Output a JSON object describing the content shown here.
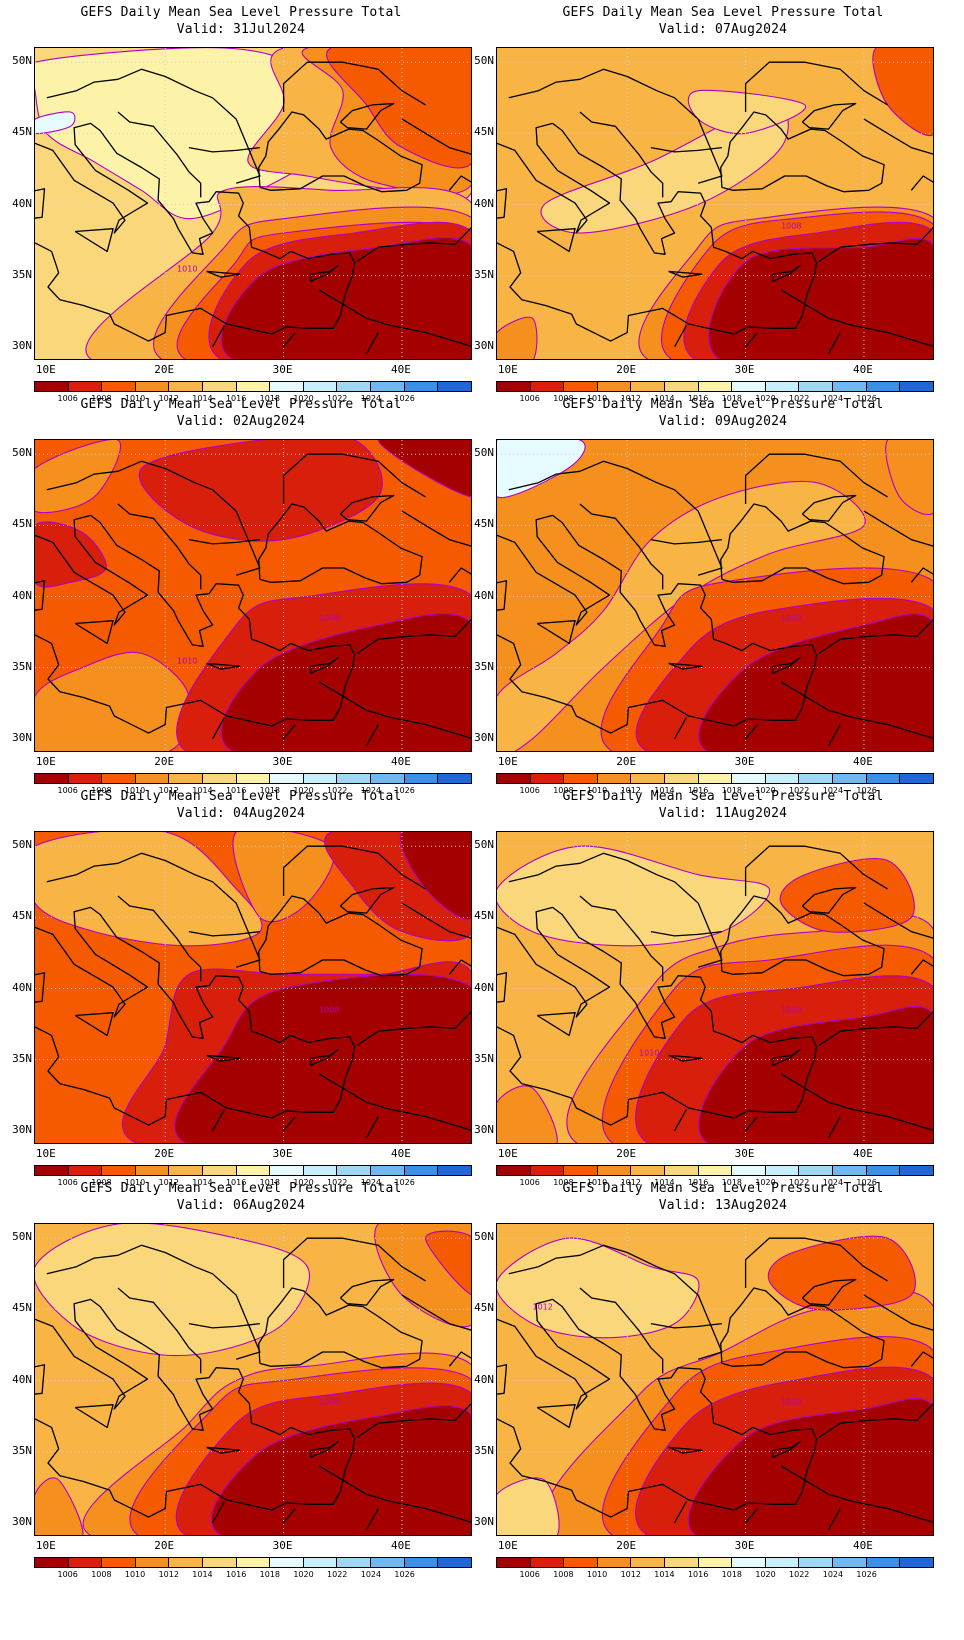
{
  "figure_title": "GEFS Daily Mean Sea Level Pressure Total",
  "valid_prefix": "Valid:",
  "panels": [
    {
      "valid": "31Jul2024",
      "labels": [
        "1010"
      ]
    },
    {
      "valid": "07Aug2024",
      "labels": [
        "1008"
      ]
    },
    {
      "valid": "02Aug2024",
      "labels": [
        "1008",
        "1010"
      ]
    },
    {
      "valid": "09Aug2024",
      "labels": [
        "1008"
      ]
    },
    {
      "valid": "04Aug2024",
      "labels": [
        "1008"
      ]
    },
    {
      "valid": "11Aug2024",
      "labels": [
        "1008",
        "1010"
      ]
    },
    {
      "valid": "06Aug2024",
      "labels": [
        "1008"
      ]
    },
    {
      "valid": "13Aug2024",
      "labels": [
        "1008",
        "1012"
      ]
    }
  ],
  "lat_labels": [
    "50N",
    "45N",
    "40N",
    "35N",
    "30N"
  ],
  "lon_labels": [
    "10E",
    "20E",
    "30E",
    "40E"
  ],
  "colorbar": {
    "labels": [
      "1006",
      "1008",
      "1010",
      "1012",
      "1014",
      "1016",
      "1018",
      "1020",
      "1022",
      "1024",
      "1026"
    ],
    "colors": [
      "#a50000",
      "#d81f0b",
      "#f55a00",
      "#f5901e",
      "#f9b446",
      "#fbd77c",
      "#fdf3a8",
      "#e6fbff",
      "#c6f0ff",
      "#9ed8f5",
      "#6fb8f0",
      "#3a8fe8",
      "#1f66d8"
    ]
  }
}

■ What is required ■
Please write out all the data again word for word, but not the pictures.

■ Exercise result ■
Output a JSON object describing the content shown here.
{
  "figure_title": "GEFS Daily Mean Sea Level Pressure Total",
  "valid_prefix": "Valid:",
  "panels": [
    {
      "valid": "31Jul2024",
      "labels": [
        "1010"
      ]
    },
    {
      "valid": "07Aug2024",
      "labels": [
        "1008"
      ]
    },
    {
      "valid": "02Aug2024",
      "labels": [
        "1008",
        "1010"
      ]
    },
    {
      "valid": "09Aug2024",
      "labels": [
        "1008"
      ]
    },
    {
      "valid": "04Aug2024",
      "labels": [
        "1008"
      ]
    },
    {
      "valid": "11Aug2024",
      "labels": [
        "1008",
        "1010"
      ]
    },
    {
      "valid": "06Aug2024",
      "labels": [
        "1008"
      ]
    },
    {
      "valid": "13Aug2024",
      "labels": [
        "1008",
        "1012"
      ]
    }
  ],
  "lat_labels": [
    "50N",
    "45N",
    "40N",
    "35N",
    "30N"
  ],
  "lon_labels": [
    "10E",
    "20E",
    "30E",
    "40E"
  ],
  "colorbar": {
    "labels": [
      "1006",
      "1008",
      "1010",
      "1012",
      "1014",
      "1016",
      "1018",
      "1020",
      "1022",
      "1024",
      "1026"
    ],
    "colors": [
      "#a50000",
      "#d81f0b",
      "#f55a00",
      "#f5901e",
      "#f9b446",
      "#fbd77c",
      "#fdf3a8",
      "#e6fbff",
      "#c6f0ff",
      "#9ed8f5",
      "#6fb8f0",
      "#3a8fe8",
      "#1f66d8"
    ]
  }
}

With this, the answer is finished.